## Exercise directions
Select, from the data, each line where "xlabel" occurs.

## Entries provided
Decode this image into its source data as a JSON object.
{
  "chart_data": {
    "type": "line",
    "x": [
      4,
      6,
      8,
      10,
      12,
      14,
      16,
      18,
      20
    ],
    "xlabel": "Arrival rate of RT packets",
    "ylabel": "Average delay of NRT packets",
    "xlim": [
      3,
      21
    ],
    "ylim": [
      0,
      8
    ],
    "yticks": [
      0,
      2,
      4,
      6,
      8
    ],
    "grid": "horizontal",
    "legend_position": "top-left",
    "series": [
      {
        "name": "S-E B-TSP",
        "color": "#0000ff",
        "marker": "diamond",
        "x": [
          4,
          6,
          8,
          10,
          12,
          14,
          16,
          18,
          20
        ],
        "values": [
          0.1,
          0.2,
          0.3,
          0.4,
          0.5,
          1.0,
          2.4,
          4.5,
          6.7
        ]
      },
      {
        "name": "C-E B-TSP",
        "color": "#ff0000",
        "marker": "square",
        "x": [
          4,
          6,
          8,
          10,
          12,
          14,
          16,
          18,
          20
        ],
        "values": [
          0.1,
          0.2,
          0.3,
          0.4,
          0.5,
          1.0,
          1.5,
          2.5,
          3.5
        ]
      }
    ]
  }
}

---

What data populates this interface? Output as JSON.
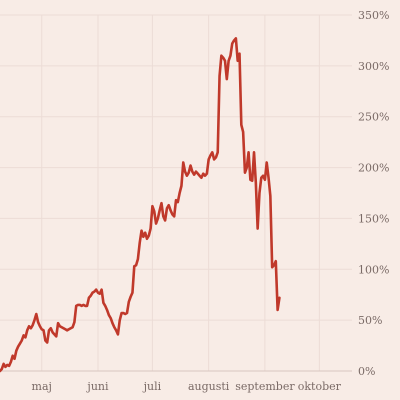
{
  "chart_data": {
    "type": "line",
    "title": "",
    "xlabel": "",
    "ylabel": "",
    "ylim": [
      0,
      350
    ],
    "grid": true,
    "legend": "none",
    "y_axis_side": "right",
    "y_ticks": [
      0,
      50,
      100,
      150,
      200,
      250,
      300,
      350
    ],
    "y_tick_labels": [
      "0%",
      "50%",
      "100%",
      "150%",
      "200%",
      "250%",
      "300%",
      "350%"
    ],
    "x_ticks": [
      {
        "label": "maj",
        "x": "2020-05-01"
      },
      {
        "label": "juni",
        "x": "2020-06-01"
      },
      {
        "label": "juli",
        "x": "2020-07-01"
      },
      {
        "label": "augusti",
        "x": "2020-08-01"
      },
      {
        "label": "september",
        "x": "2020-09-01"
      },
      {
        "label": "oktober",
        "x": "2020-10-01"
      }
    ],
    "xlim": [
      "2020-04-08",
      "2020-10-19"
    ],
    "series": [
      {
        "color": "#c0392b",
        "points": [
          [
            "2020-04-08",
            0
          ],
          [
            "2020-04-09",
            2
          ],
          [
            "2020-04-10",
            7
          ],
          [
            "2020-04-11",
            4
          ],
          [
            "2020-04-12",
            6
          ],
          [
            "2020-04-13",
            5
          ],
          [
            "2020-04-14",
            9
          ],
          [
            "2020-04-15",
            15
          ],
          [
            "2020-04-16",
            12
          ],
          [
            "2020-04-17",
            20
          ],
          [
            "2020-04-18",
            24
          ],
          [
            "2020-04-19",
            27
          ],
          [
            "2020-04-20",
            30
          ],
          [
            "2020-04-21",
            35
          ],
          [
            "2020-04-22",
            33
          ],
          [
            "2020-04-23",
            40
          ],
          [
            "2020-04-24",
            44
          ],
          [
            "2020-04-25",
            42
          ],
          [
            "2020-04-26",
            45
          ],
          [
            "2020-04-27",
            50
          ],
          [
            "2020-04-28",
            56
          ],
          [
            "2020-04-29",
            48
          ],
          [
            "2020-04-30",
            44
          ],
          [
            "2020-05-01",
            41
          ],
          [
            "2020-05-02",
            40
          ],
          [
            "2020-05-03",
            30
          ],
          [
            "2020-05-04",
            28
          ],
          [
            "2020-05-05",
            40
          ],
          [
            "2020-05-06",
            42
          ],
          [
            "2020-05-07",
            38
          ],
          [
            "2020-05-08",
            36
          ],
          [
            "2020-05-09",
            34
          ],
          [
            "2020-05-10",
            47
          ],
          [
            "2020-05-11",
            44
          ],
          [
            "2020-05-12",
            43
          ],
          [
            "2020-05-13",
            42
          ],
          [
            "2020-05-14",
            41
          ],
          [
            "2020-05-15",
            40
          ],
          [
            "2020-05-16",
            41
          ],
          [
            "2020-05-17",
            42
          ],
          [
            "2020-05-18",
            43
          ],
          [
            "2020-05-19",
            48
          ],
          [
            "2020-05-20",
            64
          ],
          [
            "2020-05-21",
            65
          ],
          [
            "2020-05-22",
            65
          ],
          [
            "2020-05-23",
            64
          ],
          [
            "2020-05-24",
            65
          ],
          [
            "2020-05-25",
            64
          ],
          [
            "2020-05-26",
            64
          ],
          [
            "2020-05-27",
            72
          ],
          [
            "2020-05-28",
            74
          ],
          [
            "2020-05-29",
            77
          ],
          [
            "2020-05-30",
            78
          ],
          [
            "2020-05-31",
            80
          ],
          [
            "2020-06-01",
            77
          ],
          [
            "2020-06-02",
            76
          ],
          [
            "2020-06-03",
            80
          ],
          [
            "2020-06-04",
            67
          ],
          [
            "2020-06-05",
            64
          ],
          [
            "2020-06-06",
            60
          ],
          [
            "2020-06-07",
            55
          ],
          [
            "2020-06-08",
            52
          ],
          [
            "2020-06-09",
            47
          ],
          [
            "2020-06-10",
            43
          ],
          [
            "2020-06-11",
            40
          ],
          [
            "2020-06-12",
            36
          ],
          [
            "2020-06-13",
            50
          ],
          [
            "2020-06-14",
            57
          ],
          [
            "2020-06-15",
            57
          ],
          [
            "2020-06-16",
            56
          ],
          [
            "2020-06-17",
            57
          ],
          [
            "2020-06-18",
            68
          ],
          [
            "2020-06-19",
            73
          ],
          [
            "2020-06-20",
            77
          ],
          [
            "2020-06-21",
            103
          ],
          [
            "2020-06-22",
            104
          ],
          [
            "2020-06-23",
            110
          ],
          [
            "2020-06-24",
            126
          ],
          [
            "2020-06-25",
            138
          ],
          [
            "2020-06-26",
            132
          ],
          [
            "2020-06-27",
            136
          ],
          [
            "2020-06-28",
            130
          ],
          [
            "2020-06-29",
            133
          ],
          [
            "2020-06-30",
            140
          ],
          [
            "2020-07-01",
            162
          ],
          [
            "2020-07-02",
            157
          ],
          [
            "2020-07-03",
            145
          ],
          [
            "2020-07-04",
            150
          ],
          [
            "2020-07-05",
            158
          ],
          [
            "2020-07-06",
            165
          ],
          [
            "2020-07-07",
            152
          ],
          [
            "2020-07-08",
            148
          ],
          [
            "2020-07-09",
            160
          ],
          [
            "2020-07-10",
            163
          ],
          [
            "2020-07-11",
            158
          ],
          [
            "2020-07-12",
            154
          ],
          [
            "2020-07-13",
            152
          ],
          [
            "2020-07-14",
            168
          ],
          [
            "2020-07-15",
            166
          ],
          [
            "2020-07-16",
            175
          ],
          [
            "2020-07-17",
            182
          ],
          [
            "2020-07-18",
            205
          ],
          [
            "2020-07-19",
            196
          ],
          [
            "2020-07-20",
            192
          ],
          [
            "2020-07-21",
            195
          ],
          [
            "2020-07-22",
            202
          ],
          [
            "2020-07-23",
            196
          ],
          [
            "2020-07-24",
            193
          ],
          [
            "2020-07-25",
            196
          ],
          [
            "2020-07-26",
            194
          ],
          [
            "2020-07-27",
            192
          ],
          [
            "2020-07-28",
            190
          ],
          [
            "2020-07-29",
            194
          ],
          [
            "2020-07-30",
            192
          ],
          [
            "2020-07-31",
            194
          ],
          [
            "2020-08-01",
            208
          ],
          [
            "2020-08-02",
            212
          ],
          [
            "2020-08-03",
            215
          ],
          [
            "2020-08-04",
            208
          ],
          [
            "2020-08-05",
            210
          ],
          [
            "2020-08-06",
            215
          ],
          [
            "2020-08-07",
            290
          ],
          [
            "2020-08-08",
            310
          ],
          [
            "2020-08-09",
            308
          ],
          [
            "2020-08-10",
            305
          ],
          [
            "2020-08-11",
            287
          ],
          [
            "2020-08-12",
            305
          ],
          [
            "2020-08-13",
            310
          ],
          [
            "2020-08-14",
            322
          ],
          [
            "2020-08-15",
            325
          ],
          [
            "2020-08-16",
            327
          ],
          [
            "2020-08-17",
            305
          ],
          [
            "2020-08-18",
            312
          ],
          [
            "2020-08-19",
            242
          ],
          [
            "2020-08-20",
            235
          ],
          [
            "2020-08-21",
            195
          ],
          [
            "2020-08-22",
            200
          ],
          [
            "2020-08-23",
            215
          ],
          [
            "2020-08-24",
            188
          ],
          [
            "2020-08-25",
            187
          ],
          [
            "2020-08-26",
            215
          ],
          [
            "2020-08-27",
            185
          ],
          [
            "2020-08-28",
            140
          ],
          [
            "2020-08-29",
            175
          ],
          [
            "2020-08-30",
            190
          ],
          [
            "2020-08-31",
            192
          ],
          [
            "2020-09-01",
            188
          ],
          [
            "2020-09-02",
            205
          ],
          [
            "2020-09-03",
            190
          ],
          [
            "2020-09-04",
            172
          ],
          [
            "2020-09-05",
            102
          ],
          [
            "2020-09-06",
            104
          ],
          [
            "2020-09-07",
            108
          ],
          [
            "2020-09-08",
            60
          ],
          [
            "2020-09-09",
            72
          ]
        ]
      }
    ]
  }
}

## Response below
    "xlabel": "Arrival rate of RT packets",
    "xlabel": "",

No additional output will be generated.